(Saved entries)
• • • •

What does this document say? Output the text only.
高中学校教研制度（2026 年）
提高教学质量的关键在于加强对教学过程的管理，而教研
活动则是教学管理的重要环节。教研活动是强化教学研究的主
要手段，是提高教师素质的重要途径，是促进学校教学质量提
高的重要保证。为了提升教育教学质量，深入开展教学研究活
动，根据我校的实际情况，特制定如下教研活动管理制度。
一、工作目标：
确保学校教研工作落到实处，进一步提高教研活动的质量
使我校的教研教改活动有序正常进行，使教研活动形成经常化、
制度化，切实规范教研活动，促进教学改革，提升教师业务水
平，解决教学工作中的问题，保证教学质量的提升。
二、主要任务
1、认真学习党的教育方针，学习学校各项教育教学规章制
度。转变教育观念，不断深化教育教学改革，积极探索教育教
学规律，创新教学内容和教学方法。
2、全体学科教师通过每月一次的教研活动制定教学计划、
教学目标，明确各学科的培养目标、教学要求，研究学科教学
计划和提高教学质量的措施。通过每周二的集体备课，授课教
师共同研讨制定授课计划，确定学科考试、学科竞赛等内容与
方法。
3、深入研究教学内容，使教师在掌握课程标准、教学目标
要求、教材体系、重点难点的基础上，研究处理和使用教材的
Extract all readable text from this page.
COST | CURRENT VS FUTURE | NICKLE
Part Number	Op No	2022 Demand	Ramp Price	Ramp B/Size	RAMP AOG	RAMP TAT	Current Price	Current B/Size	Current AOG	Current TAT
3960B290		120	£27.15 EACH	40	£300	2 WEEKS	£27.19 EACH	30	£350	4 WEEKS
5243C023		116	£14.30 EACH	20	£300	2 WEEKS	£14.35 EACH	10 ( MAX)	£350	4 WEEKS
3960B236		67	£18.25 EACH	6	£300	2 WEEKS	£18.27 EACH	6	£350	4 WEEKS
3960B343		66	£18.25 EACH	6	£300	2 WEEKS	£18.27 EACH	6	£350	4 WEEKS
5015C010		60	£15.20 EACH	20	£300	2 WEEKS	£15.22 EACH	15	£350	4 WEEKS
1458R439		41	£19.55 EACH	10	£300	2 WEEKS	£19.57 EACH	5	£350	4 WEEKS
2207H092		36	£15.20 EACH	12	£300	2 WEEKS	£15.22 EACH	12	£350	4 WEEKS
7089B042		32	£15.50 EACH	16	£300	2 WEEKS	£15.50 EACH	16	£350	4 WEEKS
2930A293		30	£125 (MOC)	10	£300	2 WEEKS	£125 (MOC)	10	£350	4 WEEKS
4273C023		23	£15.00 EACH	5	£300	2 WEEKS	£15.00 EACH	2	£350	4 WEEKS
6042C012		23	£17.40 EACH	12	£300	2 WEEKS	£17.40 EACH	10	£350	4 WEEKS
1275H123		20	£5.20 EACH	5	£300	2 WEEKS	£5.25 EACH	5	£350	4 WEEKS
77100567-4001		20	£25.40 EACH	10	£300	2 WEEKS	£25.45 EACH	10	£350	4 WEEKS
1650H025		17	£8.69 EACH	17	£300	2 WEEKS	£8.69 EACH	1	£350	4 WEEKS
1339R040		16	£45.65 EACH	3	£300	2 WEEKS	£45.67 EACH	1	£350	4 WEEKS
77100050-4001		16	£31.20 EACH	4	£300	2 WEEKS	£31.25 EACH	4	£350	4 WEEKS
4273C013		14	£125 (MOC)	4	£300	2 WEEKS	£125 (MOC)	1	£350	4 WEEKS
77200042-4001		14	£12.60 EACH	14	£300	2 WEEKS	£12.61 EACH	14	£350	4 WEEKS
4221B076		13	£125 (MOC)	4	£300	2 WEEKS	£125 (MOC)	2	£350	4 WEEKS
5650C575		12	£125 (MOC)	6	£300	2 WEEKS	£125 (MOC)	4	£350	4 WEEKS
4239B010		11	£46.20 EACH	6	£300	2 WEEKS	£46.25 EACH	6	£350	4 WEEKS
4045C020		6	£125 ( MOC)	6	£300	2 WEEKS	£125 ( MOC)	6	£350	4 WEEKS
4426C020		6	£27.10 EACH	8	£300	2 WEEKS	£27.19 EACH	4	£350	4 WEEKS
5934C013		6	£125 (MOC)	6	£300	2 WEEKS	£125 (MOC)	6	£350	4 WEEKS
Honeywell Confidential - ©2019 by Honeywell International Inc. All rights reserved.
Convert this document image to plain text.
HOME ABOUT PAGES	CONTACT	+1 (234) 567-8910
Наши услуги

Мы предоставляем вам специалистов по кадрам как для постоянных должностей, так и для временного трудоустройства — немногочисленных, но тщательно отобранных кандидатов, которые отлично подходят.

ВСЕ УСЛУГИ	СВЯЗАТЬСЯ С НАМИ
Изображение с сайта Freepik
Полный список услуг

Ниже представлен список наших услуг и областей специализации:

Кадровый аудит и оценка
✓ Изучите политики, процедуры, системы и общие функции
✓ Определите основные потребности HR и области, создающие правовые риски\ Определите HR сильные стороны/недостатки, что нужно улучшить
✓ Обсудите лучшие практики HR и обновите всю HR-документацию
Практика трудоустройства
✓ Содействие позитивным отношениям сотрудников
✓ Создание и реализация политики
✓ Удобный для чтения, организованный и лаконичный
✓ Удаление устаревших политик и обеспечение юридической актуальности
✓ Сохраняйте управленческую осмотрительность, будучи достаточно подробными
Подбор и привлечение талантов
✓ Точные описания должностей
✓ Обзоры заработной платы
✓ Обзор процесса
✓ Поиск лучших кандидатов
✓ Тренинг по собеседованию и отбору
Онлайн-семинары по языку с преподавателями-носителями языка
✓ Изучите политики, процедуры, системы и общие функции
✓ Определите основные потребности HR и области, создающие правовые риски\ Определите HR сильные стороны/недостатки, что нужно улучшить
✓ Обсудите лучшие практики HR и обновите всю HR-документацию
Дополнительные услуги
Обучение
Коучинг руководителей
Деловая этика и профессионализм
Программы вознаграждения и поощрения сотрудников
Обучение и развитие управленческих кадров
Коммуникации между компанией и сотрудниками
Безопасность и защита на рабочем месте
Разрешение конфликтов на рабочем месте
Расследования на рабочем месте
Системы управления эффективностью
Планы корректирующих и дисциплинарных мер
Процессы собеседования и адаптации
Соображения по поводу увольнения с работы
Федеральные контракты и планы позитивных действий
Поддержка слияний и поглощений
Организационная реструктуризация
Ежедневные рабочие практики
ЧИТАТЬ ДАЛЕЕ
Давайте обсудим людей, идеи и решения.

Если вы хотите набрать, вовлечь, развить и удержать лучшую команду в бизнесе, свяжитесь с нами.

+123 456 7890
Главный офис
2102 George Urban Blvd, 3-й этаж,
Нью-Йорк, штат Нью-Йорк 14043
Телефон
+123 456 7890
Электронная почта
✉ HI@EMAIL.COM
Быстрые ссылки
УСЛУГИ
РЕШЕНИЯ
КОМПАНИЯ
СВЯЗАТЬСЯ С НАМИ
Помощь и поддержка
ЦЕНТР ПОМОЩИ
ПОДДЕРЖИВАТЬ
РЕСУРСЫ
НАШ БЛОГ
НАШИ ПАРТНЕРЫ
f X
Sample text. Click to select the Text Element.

• • • •

**Exercise instructions:** Type the whole listing again, unaltered.

**Final answer:**
What does this document say? Output the text only.
高中学校教研制度（2026 年）
提高教学质量的关键在于加强对教学过程的管理，而教研
活动则是教学管理的重要环节。教研活动是强化教学研究的主
要手段，是提高教师素质的重要途径，是促进学校教学质量提
高的重要保证。为了提升教育教学质量，深入开展教学研究活
动，根据我校的实际情况，特制定如下教研活动管理制度。
一、工作目标：
确保学校教研工作落到实处，进一步提高教研活动的质量
使我校的教研教改活动有序正常进行，使教研活动形成经常化、
制度化，切实规范教研活动，促进教学改革，提升教师业务水
平，解决教学工作中的问题，保证教学质量的提升。
二、主要任务
1、认真学习党的教育方针，学习学校各项教育教学规章制
度。转变教育观念，不断深化教育教学改革，积极探索教育教
学规律，创新教学内容和教学方法。
2、全体学科教师通过每月一次的教研活动制定教学计划、
教学目标，明确各学科的培养目标、教学要求，研究学科教学
计划和提高教学质量的措施。通过每周二的集体备课，授课教
师共同研讨制定授课计划，确定学科考试、学科竞赛等内容与
方法。
3、深入研究教学内容，使教师在掌握课程标准、教学目标
要求、教材体系、重点难点的基础上，研究处理和使用教材的
Extract all readable text from this page.
COST | CURRENT VS FUTURE | NICKLE
Part Number	Op No	2022 Demand	Ramp Price	Ramp B/Size	RAMP AOG	RAMP TAT	Current Price	Current B/Size	Current AOG	Current TAT
3960B290		120	£27.15 EACH	40	£300	2 WEEKS	£27.19 EACH	30	£350	4 WEEKS
5243C023		116	£14.30 EACH	20	£300	2 WEEKS	£14.35 EACH	10 ( MAX)	£350	4 WEEKS
3960B236		67	£18.25 EACH	6	£300	2 WEEKS	£18.27 EACH	6	£350	4 WEEKS
3960B343		66	£18.25 EACH	6	£300	2 WEEKS	£18.27 EACH	6	£350	4 WEEKS
5015C010		60	£15.20 EACH	20	£300	2 WEEKS	£15.22 EACH	15	£350	4 WEEKS
1458R439		41	£19.55 EACH	10	£300	2 WEEKS	£19.57 EACH	5	£350	4 WEEKS
2207H092		36	£15.20 EACH	12	£300	2 WEEKS	£15.22 EACH	12	£350	4 WEEKS
7089B042		32	£15.50 EACH	16	£300	2 WEEKS	£15.50 EACH	16	£350	4 WEEKS
2930A293		30	£125 (MOC)	10	£300	2 WEEKS	£125 (MOC)	10	£350	4 WEEKS
4273C023		23	£15.00 EACH	5	£300	2 WEEKS	£15.00 EACH	2	£350	4 WEEKS
6042C012		23	£17.40 EACH	12	£300	2 WEEKS	£17.40 EACH	10	£350	4 WEEKS
1275H123		20	£5.20 EACH	5	£300	2 WEEKS	£5.25 EACH	5	£350	4 WEEKS
77100567-4001		20	£25.40 EACH	10	£300	2 WEEKS	£25.45 EACH	10	£350	4 WEEKS
1650H025		17	£8.69 EACH	17	£300	2 WEEKS	£8.69 EACH	1	£350	4 WEEKS
1339R040		16	£45.65 EACH	3	£300	2 WEEKS	£45.67 EACH	1	£350	4 WEEKS
77100050-4001		16	£31.20 EACH	4	£300	2 WEEKS	£31.25 EACH	4	£350	4 WEEKS
4273C013		14	£125 (MOC)	4	£300	2 WEEKS	£125 (MOC)	1	£350	4 WEEKS
77200042-4001		14	£12.60 EACH	14	£300	2 WEEKS	£12.61 EACH	14	£350	4 WEEKS
4221B076		13	£125 (MOC)	4	£300	2 WEEKS	£125 (MOC)	2	£350	4 WEEKS
5650C575		12	£125 (MOC)	6	£300	2 WEEKS	£125 (MOC)	4	£350	4 WEEKS
4239B010		11	£46.20 EACH	6	£300	2 WEEKS	£46.25 EACH	6	£350	4 WEEKS
4045C020		6	£125 ( MOC)	6	£300	2 WEEKS	£125 ( MOC)	6	£350	4 WEEKS
4426C020		6	£27.10 EACH	8	£300	2 WEEKS	£27.19 EACH	4	£350	4 WEEKS
5934C013		6	£125 (MOC)	6	£300	2 WEEKS	£125 (MOC)	6	£350	4 WEEKS
Honeywell Confidential - ©2019 by Honeywell International Inc. All rights reserved.
Convert this document image to plain text.
HOME ABOUT PAGES	CONTACT	+1 (234) 567-8910
Наши услуги

Мы предоставляем вам специалистов по кадрам как для постоянных должностей, так и для временного трудоустройства — немногочисленных, но тщательно отобранных кандидатов, которые отлично подходят.

ВСЕ УСЛУГИ	СВЯЗАТЬСЯ С НАМИ
Изображение с сайта Freepik
Полный список услуг

Ниже представлен список наших услуг и областей специализации:

Кадровый аудит и оценка
✓ Изучите политики, процедуры, системы и общие функции
✓ Определите основные потребности HR и области, создающие правовые риски\ Определите HR сильные стороны/недостатки, что нужно улучшить
✓ Обсудите лучшие практики HR и обновите всю HR-документацию
Практика трудоустройства
✓ Содействие позитивным отношениям сотрудников
✓ Создание и реализация политики
✓ Удобный для чтения, организованный и лаконичный
✓ Удаление устаревших политик и обеспечение юридической актуальности
✓ Сохраняйте управленческую осмотрительность, будучи достаточно подробными
Подбор и привлечение талантов
✓ Точные описания должностей
✓ Обзоры заработной платы
✓ Обзор процесса
✓ Поиск лучших кандидатов
✓ Тренинг по собеседованию и отбору
Онлайн-семинары по языку с преподавателями-носителями языка
✓ Изучите политики, процедуры, системы и общие функции
✓ Определите основные потребности HR и области, создающие правовые риски\ Определите HR сильные стороны/недостатки, что нужно улучшить
✓ Обсудите лучшие практики HR и обновите всю HR-документацию
Дополнительные услуги
Обучение
Коучинг руководителей
Деловая этика и профессионализм
Программы вознаграждения и поощрения сотрудников
Обучение и развитие управленческих кадров
Коммуникации между компанией и сотрудниками
Безопасность и защита на рабочем месте
Разрешение конфликтов на рабочем месте
Расследования на рабочем месте
Системы управления эффективностью
Планы корректирующих и дисциплинарных мер
Процессы собеседования и адаптации
Соображения по поводу увольнения с работы
Федеральные контракты и планы позитивных действий
Поддержка слияний и поглощений
Организационная реструктуризация
Ежедневные рабочие практики
ЧИТАТЬ ДАЛЕЕ
Давайте обсудим людей, идеи и решения.

Если вы хотите набрать, вовлечь, развить и удержать лучшую команду в бизнесе, свяжитесь с нами.

+123 456 7890
Главный офис
2102 George Urban Blvd, 3-й этаж,
Нью-Йорк, штат Нью-Йорк 14043
Телефон
+123 456 7890
Электронная почта
✉ HI@EMAIL.COM
Быстрые ссылки
УСЛУГИ
РЕШЕНИЯ
КОМПАНИЯ
СВЯЗАТЬСЯ С НАМИ
Помощь и поддержка
ЦЕНТР ПОМОЩИ
ПОДДЕРЖИВАТЬ
РЕСУРСЫ
НАШ БЛОГ
НАШИ ПАРТНЕРЫ
f X
Sample text. Click to select the Text Element.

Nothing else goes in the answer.